§ Given data:
______

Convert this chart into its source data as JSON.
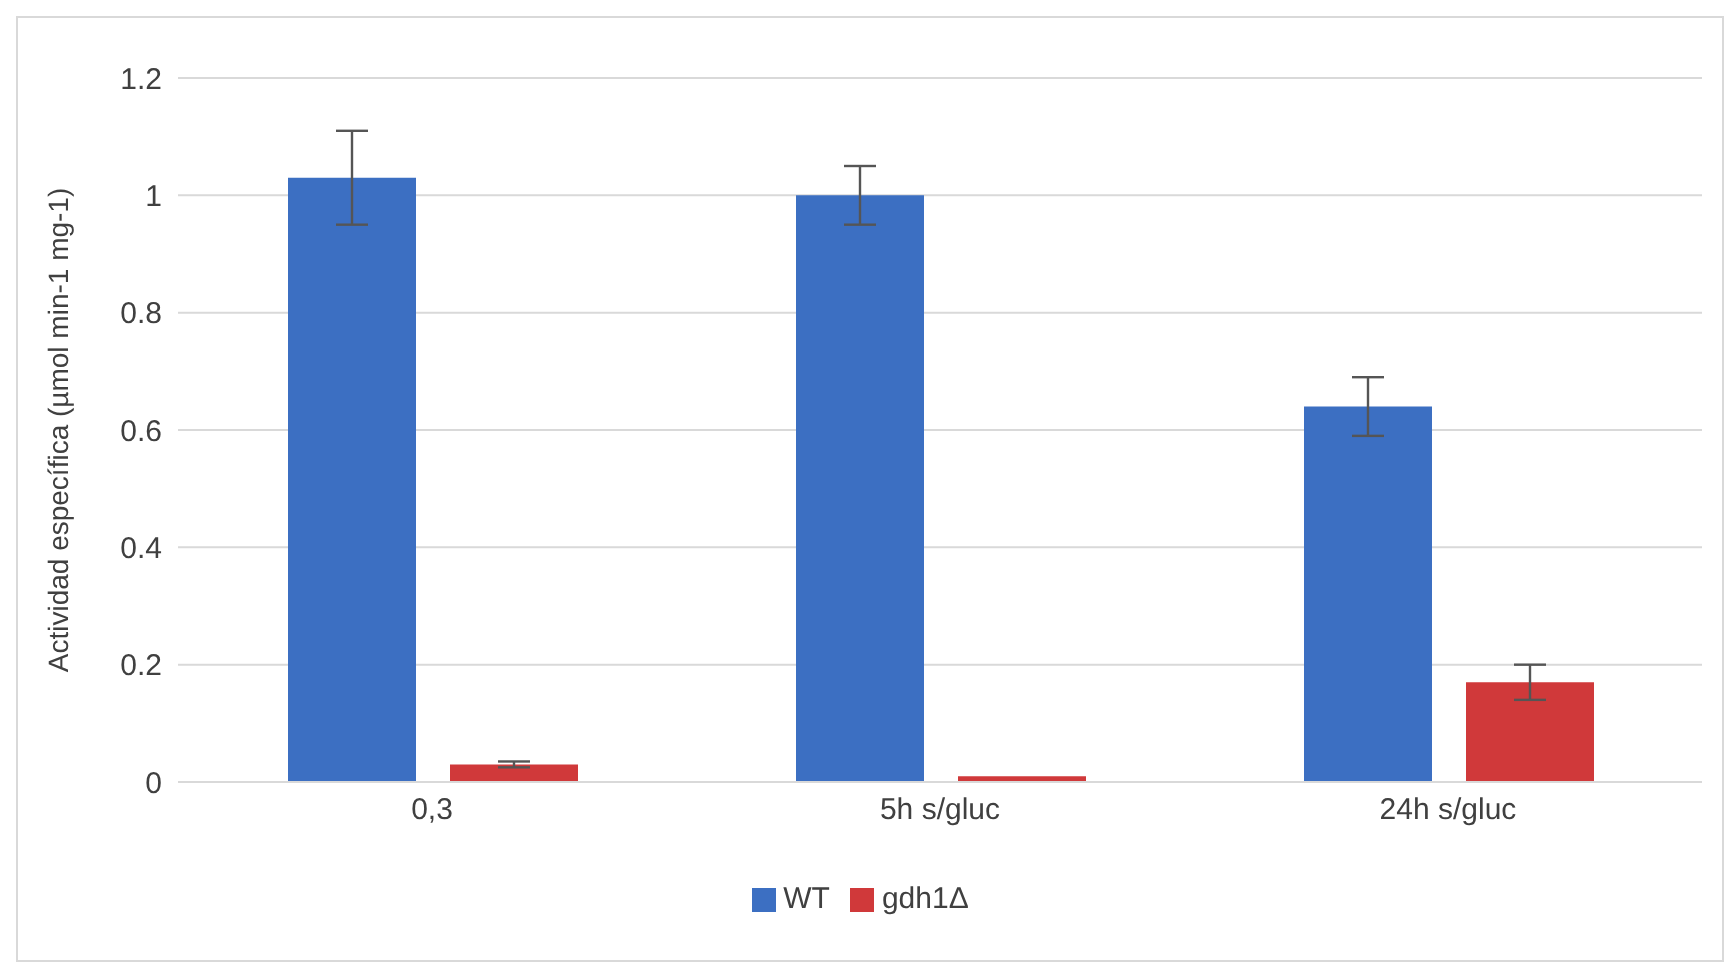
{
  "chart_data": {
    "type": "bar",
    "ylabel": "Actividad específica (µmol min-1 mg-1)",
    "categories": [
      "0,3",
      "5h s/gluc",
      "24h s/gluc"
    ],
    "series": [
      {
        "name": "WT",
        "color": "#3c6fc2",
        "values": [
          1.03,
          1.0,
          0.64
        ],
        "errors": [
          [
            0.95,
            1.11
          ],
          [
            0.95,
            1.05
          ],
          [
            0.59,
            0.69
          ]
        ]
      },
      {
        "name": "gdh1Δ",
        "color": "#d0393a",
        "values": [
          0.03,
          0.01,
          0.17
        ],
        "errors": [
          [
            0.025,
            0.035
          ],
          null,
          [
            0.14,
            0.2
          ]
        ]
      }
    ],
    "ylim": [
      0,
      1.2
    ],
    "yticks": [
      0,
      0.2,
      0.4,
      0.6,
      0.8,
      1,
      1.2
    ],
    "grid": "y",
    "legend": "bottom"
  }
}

______

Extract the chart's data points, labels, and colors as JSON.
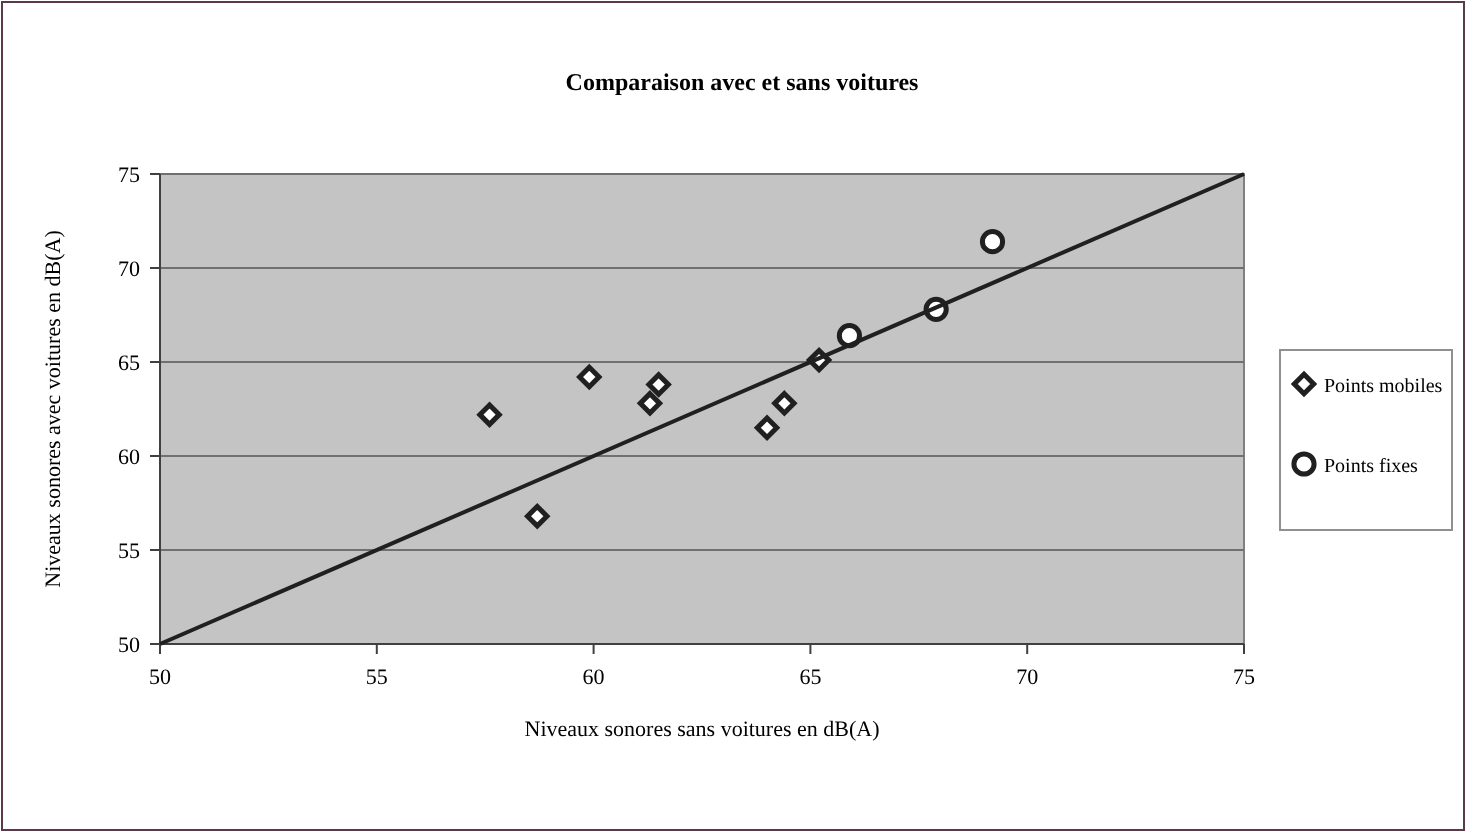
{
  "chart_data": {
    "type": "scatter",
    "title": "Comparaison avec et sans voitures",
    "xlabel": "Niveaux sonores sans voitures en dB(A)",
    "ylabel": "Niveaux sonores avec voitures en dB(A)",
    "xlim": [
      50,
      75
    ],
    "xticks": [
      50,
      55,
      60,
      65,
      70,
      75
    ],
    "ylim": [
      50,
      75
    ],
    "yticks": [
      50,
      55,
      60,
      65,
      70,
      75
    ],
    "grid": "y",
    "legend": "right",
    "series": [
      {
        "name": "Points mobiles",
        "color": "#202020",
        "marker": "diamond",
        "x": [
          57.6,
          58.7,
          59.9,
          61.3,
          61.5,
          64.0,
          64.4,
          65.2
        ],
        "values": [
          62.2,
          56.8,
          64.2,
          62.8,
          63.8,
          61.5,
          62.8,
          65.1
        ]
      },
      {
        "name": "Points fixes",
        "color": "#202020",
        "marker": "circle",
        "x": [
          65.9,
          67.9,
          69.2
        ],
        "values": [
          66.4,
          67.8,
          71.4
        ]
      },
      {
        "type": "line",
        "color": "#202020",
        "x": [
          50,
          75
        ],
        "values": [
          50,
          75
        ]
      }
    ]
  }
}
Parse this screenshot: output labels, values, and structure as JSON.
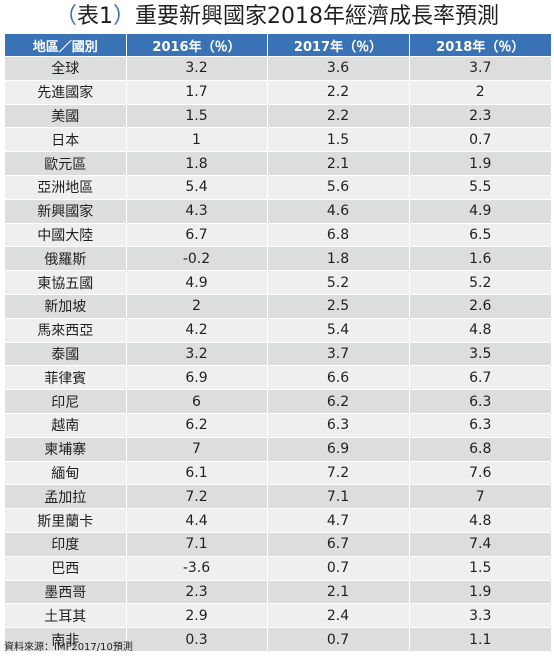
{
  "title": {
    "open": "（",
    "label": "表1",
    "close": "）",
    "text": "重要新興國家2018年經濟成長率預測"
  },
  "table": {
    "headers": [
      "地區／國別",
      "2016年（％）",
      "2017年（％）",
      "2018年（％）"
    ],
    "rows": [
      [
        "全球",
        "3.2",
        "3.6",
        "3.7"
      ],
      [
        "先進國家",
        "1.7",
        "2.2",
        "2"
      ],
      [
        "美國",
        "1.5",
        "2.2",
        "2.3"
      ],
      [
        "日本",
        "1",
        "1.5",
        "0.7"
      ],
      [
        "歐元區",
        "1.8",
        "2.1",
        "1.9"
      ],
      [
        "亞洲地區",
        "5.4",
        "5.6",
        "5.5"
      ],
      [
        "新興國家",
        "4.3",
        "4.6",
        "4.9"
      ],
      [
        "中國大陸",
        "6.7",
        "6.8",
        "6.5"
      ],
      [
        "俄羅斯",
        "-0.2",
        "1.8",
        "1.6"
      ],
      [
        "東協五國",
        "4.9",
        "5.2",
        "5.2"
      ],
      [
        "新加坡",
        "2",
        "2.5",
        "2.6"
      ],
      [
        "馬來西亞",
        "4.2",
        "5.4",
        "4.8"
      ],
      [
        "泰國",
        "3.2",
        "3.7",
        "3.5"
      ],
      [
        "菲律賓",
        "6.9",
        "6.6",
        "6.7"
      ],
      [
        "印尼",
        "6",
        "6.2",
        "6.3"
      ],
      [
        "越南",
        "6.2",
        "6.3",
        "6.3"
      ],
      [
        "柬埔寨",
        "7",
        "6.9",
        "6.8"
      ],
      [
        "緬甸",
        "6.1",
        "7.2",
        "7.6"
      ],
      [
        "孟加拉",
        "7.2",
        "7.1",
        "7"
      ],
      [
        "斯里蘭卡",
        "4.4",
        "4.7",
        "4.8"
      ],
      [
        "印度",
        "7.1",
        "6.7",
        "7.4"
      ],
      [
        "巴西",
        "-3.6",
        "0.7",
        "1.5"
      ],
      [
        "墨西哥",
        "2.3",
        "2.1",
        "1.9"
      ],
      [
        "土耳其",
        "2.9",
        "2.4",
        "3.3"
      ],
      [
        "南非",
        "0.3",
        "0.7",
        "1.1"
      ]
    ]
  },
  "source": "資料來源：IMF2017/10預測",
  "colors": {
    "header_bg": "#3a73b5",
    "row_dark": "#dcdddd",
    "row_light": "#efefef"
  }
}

______

§ Prompt: Scan the records for the string "ylabel". Copy each line in which it appears.

§ Answer for the task:
    "ylabel": "Actividad específica (µmol min-1 mg-1)",
    "ylabel": "Niveaux sonores avec voitures en dB(A)",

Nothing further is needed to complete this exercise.